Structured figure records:

+ + + +

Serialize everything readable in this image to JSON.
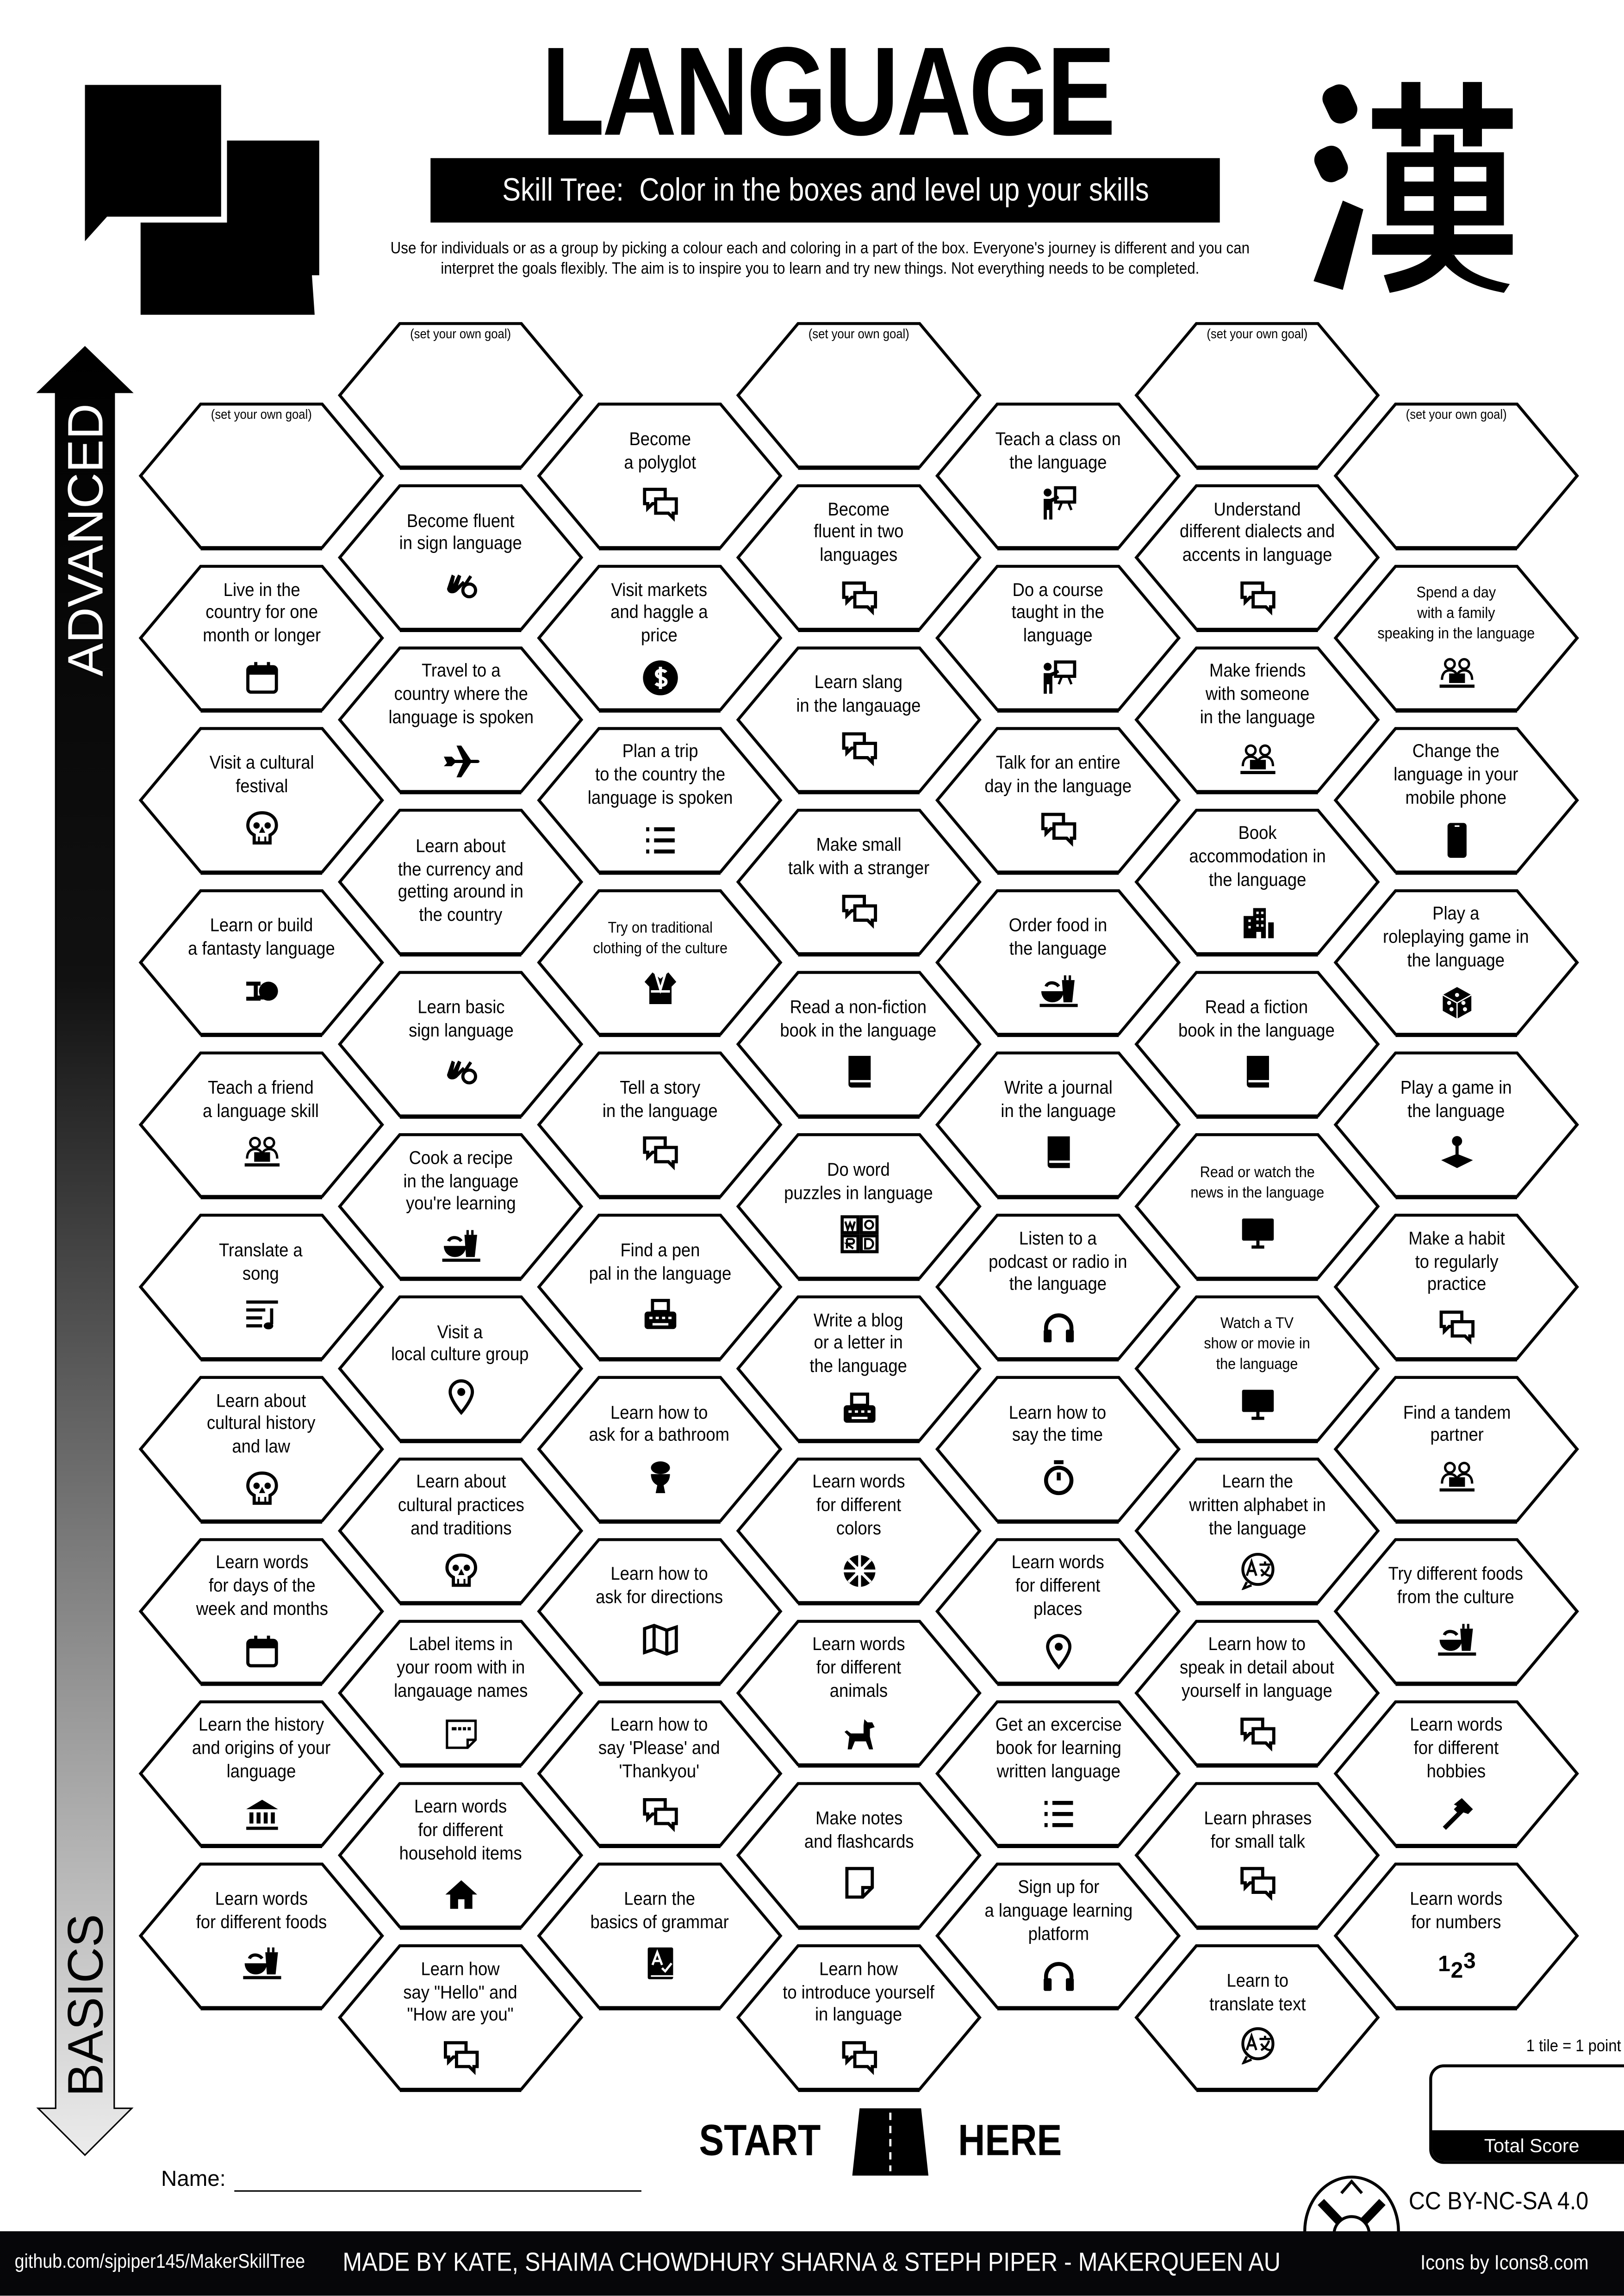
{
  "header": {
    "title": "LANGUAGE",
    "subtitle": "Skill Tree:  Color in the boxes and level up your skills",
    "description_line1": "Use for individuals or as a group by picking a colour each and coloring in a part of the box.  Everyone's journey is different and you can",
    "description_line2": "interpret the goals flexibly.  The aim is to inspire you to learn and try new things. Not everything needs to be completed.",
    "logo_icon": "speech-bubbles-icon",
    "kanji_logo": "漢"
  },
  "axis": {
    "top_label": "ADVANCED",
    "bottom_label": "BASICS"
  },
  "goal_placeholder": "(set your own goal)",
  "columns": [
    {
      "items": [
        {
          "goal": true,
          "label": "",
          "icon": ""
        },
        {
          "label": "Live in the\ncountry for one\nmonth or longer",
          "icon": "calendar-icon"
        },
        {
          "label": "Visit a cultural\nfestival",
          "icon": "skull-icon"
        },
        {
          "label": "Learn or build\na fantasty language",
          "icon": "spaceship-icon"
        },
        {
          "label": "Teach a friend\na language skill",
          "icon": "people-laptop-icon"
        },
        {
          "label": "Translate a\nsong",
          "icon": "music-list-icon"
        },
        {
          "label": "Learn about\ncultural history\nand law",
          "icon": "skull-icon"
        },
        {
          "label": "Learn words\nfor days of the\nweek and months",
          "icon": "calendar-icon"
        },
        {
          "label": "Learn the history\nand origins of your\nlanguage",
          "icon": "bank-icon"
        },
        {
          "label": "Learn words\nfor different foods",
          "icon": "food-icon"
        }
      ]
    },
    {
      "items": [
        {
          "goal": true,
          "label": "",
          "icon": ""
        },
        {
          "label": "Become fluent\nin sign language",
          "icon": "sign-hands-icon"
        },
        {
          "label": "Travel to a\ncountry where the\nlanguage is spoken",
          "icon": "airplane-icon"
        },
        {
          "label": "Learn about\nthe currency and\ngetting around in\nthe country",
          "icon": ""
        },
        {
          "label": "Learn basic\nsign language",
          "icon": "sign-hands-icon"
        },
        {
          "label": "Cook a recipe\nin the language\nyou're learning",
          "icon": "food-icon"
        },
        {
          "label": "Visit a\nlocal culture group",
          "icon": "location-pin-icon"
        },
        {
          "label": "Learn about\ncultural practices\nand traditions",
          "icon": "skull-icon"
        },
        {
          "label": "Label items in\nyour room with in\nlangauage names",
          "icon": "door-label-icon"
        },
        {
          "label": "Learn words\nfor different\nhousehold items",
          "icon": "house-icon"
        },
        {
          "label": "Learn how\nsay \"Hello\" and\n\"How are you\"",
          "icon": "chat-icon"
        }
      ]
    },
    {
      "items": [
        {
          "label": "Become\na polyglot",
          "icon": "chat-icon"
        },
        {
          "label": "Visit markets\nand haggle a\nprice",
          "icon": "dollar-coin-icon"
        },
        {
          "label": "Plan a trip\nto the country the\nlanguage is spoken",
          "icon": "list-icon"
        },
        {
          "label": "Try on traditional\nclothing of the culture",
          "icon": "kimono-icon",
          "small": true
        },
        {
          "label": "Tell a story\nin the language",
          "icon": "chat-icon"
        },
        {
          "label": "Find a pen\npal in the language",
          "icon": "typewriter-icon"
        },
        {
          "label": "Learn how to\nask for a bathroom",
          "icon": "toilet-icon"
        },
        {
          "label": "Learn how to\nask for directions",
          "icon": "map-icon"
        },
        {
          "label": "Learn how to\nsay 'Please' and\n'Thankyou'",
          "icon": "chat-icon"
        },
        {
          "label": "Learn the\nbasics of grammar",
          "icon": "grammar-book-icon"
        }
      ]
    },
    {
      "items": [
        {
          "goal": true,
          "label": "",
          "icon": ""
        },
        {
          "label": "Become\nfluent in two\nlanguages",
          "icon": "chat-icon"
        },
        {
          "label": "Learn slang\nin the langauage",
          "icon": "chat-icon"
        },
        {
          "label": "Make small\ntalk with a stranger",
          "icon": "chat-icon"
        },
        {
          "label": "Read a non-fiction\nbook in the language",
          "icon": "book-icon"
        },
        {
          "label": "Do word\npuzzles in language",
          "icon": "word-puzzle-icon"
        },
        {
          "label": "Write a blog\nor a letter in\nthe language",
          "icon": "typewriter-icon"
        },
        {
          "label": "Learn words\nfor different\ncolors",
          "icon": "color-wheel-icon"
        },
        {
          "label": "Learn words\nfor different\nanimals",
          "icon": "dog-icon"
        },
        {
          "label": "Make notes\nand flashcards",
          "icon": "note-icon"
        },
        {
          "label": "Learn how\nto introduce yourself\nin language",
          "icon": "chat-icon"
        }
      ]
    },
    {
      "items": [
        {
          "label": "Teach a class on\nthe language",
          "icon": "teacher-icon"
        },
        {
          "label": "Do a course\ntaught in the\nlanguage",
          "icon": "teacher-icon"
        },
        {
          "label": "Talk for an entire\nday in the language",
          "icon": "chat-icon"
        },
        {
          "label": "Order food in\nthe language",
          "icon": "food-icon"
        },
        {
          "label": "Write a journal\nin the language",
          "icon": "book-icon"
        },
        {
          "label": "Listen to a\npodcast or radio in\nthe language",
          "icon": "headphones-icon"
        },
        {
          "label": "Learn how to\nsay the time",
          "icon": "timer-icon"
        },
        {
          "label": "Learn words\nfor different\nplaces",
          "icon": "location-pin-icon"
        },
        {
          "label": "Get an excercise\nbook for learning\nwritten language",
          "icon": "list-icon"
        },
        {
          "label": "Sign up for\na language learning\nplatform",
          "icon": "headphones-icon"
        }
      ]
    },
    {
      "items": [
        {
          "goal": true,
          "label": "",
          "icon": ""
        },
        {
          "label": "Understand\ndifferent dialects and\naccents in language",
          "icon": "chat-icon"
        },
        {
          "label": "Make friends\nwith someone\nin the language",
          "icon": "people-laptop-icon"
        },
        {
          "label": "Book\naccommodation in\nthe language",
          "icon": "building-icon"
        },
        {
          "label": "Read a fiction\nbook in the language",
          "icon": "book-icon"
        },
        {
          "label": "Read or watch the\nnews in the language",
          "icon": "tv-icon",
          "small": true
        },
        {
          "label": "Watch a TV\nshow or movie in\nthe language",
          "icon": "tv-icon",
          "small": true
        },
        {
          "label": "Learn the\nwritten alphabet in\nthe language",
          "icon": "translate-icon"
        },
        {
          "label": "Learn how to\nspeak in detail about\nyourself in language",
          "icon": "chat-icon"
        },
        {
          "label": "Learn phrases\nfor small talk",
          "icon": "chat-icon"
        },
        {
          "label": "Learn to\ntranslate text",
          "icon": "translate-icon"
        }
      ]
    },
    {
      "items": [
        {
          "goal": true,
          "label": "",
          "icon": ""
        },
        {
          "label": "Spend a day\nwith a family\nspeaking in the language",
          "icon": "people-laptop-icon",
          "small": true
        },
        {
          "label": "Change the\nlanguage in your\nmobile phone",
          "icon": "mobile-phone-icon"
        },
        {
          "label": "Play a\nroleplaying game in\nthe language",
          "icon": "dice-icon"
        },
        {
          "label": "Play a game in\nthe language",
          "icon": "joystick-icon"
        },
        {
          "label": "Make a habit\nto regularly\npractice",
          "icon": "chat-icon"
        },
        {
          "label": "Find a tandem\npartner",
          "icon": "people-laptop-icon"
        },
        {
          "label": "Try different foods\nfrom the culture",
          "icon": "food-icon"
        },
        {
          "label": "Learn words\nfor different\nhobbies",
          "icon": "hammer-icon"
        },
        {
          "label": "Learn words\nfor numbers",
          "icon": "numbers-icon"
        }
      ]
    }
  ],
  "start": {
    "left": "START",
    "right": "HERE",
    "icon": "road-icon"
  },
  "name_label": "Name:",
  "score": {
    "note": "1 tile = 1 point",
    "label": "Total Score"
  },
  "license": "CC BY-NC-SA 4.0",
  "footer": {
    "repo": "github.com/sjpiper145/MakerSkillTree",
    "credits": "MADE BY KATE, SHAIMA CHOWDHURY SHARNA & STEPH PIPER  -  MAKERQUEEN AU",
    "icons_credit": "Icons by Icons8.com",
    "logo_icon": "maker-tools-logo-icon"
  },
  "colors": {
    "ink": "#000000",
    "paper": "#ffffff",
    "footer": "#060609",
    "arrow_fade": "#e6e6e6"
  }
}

+ + + +

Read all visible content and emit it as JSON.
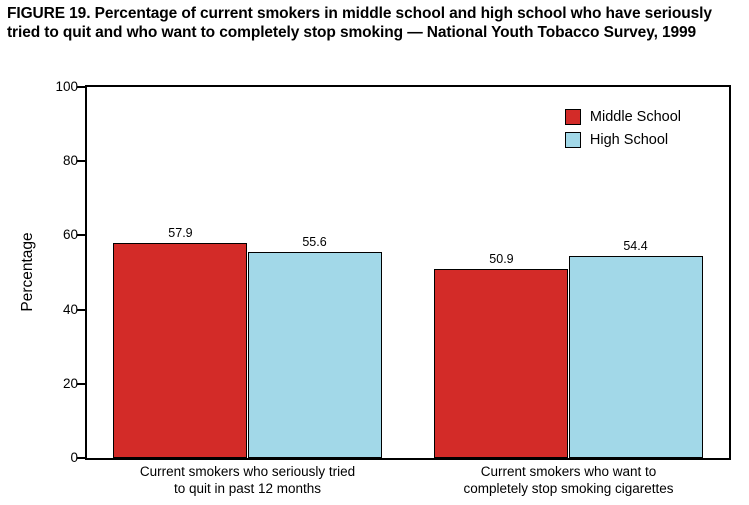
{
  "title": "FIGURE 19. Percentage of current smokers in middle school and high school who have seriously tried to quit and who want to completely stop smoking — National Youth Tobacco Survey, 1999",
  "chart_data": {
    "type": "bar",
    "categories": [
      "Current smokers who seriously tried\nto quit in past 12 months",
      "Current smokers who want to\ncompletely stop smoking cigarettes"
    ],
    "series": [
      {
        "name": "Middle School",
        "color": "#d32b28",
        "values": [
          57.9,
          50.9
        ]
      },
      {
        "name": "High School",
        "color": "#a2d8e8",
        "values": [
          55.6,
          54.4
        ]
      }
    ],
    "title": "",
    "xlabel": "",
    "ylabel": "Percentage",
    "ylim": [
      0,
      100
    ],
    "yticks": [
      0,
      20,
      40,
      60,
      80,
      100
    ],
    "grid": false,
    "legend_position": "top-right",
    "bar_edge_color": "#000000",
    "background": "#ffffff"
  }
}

+ + + +

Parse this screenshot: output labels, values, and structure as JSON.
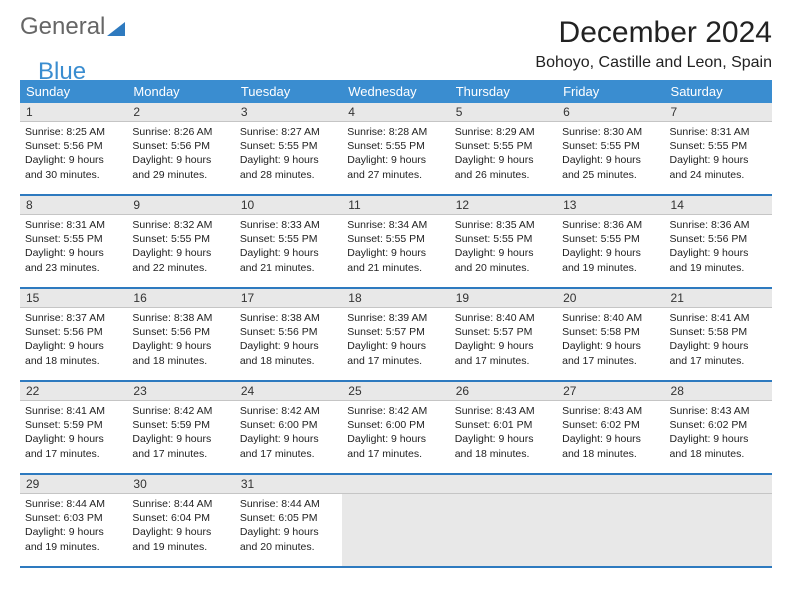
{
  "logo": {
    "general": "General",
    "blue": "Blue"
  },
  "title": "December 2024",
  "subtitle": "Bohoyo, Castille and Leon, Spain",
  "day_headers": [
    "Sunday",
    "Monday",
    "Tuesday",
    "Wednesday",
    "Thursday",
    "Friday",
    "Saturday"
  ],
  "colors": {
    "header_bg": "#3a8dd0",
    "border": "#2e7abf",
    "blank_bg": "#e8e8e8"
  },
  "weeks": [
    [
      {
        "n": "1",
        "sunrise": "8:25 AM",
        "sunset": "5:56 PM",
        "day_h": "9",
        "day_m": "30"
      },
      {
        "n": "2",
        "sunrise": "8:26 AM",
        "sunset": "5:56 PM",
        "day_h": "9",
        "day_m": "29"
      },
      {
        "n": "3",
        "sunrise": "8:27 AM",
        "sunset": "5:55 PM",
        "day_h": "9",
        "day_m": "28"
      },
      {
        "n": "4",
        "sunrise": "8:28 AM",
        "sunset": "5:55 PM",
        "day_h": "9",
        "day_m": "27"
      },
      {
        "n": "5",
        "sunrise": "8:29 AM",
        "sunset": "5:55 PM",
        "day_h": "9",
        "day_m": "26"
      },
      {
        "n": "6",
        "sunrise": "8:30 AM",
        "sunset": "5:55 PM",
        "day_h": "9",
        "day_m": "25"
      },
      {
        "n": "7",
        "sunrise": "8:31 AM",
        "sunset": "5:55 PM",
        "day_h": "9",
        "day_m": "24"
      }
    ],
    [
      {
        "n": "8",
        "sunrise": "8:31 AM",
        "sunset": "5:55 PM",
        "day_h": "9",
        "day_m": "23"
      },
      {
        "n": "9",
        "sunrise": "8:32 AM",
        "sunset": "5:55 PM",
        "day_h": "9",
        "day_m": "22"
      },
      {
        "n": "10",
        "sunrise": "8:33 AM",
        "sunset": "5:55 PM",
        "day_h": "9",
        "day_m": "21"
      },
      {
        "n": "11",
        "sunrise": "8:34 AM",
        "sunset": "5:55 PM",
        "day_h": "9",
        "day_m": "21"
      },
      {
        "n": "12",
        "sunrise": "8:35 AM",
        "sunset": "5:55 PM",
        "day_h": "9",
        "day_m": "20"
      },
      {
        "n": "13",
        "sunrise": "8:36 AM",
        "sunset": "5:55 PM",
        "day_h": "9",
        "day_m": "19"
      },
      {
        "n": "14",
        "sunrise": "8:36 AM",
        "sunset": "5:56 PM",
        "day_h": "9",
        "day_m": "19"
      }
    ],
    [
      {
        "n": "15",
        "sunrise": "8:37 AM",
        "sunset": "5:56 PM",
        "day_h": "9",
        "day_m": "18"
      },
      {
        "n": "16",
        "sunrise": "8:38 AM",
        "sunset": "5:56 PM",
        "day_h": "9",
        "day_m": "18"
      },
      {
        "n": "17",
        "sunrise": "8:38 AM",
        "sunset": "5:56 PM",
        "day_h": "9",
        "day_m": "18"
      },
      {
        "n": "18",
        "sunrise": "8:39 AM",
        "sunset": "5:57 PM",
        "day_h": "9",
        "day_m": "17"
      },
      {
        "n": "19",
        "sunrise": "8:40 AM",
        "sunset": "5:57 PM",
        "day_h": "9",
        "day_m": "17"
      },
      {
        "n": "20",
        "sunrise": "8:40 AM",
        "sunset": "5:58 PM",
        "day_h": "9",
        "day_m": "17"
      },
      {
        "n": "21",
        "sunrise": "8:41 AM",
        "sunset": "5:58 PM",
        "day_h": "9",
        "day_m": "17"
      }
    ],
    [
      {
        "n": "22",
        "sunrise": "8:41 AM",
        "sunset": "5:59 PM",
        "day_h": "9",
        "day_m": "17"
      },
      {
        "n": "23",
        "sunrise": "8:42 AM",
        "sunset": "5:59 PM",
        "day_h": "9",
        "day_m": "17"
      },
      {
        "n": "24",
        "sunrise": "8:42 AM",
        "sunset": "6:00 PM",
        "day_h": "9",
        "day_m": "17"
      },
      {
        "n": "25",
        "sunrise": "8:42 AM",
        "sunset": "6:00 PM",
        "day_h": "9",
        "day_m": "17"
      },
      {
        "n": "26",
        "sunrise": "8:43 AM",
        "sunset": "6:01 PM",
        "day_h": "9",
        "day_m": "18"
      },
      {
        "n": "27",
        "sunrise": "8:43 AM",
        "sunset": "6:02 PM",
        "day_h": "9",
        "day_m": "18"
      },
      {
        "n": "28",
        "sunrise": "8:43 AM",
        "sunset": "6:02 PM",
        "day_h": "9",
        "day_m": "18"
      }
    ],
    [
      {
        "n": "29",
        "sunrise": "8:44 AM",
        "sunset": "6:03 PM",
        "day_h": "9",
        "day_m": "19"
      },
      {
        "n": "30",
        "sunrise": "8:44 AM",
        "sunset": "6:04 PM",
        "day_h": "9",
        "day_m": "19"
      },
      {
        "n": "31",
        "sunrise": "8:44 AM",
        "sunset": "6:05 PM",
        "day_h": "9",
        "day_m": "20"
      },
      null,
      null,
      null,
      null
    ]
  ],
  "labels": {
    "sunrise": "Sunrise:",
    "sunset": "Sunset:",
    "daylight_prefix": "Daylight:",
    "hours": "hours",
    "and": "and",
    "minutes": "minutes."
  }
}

+ + + +

Copy all lines of the listing above that contain the string "smokers".

  "title": "FIGURE 19. Percentage of current smokers in middle school and high school who have seriously tried to quit and who want to completely stop smoking — National Youth Tobacco Survey, 1999",
      "Current smokers who seriously tried\nto quit in past 12 months",
      "Current smokers who want to\ncompletely stop smoking cigarettes"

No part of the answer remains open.